[Dataset excerpt]
"""

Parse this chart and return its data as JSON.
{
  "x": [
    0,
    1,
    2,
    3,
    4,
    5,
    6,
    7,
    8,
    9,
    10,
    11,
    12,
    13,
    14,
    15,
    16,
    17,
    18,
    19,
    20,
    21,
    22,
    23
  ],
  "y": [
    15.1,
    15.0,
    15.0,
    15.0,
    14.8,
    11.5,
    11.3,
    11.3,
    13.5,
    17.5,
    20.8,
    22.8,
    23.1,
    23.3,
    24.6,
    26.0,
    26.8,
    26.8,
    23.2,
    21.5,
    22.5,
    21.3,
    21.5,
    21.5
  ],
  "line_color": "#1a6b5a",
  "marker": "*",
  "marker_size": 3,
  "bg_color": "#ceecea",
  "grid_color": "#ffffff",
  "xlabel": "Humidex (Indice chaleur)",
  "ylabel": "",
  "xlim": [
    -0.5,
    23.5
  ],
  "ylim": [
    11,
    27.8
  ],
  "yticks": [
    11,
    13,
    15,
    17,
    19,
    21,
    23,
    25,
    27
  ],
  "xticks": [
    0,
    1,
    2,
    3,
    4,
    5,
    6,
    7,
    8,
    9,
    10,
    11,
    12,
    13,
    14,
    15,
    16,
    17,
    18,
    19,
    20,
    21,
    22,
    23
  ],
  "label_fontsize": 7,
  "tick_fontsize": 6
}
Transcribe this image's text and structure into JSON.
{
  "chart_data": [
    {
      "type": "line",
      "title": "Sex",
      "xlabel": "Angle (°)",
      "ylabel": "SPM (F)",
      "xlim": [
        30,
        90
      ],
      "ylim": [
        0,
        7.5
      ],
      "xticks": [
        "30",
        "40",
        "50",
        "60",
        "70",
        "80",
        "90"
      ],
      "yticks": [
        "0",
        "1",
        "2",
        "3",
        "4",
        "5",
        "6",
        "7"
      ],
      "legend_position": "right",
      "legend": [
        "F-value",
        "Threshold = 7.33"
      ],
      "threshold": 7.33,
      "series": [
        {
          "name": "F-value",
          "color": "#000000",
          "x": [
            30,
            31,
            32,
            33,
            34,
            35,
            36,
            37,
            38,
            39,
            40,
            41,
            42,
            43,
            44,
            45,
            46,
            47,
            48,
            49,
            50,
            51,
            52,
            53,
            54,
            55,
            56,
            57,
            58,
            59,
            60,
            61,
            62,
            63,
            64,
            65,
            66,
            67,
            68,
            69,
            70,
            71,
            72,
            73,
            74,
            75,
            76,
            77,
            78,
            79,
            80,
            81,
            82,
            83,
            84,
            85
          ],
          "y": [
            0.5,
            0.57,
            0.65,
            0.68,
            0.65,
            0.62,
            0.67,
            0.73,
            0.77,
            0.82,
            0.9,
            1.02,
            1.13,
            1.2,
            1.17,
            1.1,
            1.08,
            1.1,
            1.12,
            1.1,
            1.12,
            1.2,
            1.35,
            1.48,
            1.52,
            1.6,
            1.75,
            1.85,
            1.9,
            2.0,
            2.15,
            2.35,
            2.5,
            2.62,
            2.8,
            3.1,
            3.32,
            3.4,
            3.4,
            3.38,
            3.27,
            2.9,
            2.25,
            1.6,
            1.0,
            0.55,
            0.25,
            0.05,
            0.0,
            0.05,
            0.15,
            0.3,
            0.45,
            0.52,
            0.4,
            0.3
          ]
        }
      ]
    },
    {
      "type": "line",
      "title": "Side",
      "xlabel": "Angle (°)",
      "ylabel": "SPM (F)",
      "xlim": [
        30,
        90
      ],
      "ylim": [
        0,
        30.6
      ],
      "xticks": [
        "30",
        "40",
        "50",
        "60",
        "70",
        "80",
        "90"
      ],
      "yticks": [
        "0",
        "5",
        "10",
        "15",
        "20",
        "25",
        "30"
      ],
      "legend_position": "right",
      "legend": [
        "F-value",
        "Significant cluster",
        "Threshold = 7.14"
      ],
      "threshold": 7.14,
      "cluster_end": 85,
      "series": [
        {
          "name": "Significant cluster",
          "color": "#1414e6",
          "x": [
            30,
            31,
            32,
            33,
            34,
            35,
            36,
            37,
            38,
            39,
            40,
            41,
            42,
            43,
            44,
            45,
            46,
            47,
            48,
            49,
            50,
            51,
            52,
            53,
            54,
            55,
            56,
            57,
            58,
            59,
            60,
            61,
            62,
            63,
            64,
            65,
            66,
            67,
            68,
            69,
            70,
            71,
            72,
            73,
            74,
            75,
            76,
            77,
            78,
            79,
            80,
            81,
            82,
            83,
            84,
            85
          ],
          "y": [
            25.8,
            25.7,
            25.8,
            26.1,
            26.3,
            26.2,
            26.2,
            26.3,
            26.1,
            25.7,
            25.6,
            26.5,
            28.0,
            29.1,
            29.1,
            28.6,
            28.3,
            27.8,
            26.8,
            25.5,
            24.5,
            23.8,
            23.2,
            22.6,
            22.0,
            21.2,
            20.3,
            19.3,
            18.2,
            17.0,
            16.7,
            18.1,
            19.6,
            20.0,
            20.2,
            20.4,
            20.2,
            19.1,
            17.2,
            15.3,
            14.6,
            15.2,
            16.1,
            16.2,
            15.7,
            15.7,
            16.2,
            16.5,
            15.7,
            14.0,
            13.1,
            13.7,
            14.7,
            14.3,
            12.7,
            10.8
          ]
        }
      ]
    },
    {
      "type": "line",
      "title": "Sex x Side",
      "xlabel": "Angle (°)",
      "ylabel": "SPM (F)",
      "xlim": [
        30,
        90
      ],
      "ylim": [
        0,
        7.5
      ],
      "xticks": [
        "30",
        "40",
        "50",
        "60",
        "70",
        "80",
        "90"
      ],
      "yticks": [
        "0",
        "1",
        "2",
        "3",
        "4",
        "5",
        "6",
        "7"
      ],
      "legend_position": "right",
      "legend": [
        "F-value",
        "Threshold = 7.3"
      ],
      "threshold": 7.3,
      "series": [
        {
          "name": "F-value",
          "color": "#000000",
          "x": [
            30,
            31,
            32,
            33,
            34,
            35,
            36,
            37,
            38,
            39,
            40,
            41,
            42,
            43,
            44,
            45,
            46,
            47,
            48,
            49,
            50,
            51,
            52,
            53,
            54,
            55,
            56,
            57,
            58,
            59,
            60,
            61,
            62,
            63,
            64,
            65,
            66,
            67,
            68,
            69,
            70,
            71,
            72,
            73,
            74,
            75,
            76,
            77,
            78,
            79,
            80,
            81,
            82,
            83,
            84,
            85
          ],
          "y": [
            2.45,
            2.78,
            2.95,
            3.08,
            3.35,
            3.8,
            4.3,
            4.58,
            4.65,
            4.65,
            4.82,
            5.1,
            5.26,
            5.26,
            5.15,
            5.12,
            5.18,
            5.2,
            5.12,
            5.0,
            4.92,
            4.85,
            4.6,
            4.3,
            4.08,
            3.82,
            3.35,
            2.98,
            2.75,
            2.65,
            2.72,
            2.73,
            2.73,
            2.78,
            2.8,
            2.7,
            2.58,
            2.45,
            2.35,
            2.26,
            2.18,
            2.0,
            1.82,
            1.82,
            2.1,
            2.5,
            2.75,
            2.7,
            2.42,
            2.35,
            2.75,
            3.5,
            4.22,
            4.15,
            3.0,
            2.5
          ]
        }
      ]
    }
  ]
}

"""
"""

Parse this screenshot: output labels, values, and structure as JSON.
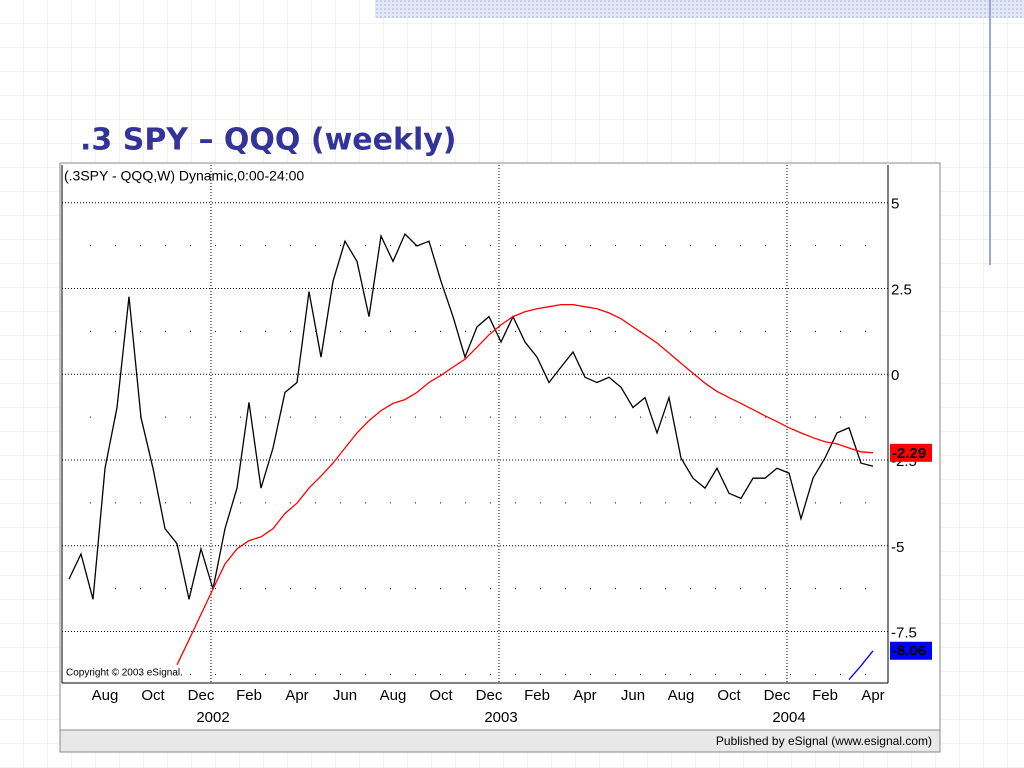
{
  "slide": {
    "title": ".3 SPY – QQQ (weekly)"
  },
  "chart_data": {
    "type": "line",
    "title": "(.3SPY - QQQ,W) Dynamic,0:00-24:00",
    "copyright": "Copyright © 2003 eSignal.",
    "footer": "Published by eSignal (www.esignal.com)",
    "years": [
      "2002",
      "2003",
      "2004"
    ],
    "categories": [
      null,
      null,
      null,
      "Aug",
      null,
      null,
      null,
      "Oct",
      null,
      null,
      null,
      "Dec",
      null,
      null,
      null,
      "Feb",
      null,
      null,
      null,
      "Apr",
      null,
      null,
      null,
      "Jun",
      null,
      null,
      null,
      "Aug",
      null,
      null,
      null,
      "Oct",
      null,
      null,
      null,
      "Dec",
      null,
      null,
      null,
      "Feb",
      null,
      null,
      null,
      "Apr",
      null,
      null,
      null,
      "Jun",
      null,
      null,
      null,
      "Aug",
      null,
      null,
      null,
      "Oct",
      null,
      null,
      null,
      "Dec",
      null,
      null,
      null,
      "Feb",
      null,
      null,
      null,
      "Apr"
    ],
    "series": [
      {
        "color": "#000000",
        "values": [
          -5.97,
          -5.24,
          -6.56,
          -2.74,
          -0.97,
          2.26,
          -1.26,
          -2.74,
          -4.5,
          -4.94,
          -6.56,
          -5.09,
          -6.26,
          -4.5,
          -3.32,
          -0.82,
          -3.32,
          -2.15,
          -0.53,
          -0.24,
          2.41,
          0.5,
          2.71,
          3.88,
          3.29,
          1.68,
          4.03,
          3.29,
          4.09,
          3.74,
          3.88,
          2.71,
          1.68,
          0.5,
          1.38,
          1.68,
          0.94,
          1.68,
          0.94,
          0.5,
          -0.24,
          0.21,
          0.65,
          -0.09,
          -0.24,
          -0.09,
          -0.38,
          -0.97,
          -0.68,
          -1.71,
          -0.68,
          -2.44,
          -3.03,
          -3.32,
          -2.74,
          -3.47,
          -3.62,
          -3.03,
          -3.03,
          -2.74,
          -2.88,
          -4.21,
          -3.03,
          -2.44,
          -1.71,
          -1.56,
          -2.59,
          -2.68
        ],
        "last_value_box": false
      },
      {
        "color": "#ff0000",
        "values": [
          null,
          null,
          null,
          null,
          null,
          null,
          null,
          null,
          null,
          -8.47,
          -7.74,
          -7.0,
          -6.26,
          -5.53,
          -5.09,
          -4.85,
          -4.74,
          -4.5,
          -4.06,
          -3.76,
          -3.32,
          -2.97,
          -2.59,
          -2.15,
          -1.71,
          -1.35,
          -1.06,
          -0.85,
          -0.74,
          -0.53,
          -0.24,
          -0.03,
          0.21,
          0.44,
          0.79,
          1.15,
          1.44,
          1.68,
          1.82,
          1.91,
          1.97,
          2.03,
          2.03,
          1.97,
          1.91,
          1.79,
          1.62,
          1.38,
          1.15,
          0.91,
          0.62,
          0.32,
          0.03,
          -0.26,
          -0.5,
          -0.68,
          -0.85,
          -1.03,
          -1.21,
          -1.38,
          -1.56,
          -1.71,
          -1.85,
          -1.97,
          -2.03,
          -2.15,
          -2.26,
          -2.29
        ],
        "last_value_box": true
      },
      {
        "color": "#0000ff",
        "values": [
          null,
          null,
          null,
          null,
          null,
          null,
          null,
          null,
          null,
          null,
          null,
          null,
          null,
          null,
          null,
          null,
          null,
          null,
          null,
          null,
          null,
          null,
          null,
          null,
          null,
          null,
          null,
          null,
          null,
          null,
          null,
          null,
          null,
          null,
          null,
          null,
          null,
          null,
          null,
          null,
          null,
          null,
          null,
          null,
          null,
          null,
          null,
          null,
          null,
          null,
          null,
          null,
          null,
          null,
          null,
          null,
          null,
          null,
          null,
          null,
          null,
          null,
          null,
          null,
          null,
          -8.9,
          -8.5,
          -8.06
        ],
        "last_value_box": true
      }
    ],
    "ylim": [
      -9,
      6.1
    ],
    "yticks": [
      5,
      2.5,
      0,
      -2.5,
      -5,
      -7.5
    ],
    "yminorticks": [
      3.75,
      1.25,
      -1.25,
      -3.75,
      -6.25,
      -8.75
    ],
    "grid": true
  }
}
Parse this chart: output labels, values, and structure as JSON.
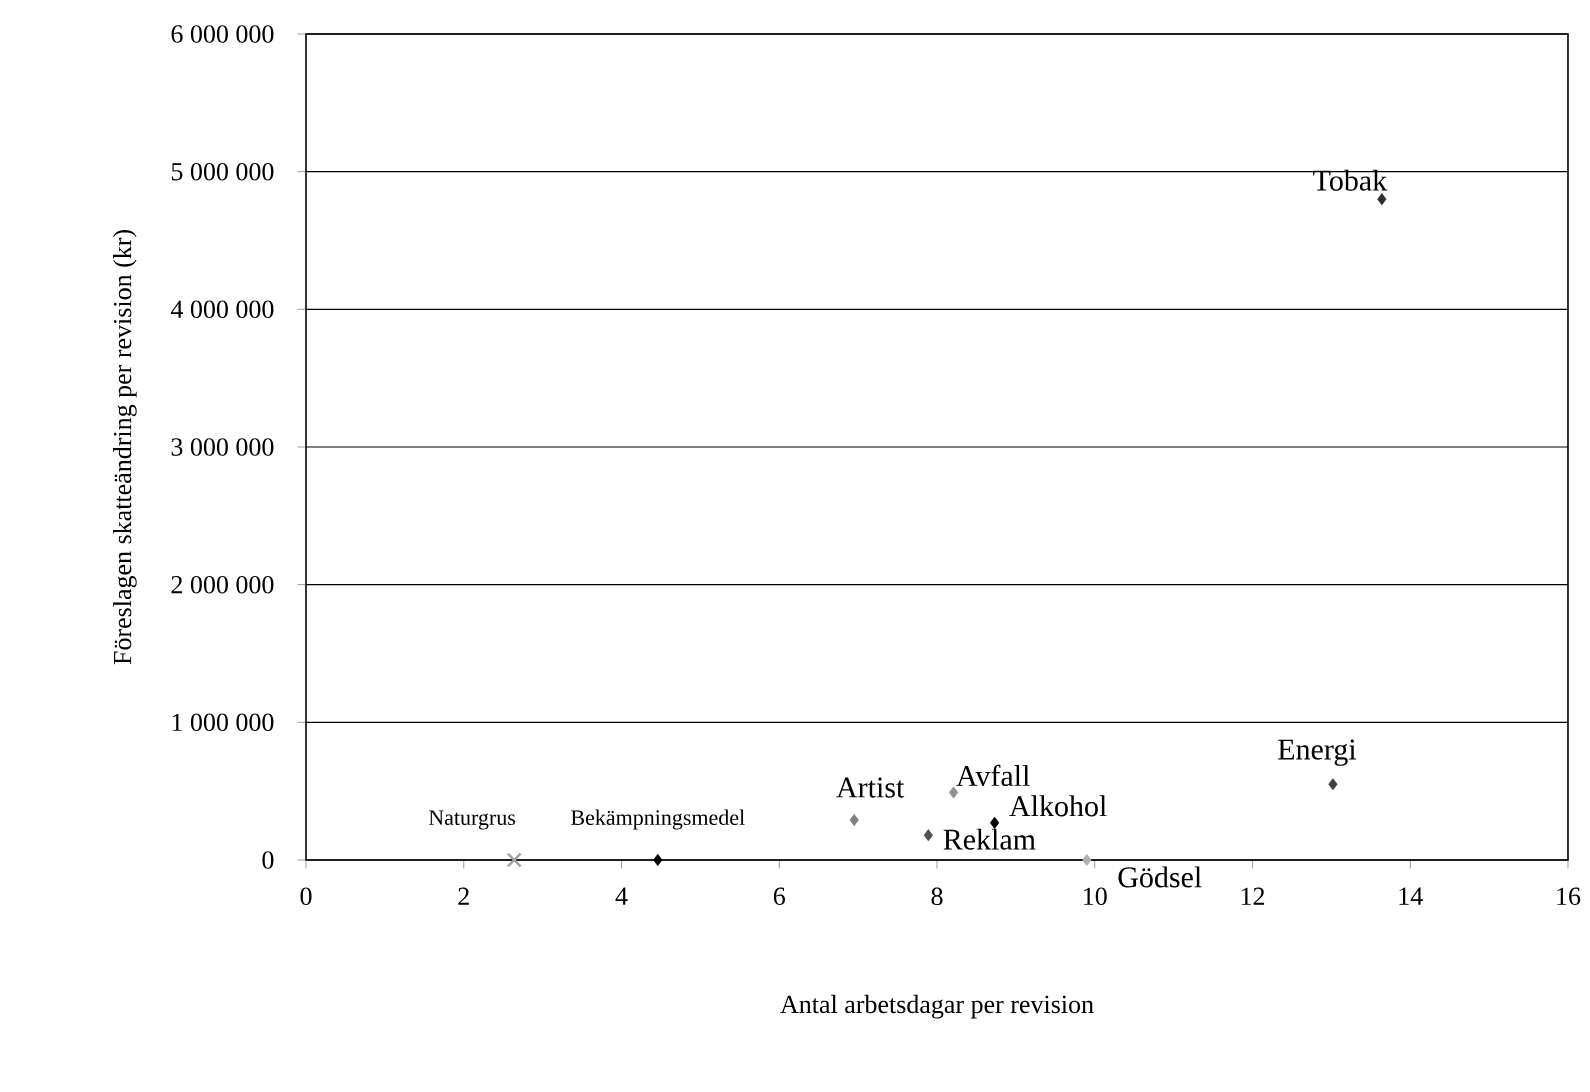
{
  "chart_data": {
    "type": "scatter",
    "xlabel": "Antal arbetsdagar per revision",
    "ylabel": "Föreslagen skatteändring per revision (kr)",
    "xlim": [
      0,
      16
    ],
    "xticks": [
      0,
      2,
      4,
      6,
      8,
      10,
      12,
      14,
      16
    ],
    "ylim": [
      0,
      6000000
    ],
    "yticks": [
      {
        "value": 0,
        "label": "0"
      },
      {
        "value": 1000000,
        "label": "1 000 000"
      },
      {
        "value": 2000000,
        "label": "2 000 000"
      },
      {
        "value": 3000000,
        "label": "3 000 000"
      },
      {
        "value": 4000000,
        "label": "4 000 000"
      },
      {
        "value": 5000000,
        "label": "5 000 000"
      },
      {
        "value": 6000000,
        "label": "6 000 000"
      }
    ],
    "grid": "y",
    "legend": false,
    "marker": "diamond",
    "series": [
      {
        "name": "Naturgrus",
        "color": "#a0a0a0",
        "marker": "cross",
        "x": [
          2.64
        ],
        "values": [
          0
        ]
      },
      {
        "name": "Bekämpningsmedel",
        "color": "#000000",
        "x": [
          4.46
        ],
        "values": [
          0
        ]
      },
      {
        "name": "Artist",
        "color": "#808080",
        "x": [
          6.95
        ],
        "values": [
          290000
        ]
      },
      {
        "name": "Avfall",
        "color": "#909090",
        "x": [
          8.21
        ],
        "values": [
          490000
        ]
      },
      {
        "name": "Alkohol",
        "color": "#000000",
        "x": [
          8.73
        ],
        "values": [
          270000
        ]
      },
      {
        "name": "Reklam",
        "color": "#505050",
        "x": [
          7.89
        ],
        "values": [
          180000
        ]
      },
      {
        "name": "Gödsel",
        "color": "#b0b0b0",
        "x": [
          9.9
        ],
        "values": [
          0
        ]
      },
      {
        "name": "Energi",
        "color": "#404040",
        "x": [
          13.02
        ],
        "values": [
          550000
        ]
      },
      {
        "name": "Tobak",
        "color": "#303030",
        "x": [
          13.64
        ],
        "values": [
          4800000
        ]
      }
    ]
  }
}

"""

* Exercise description *
Report the number of lines holding the string "labels", without any other words.

* Final result *
2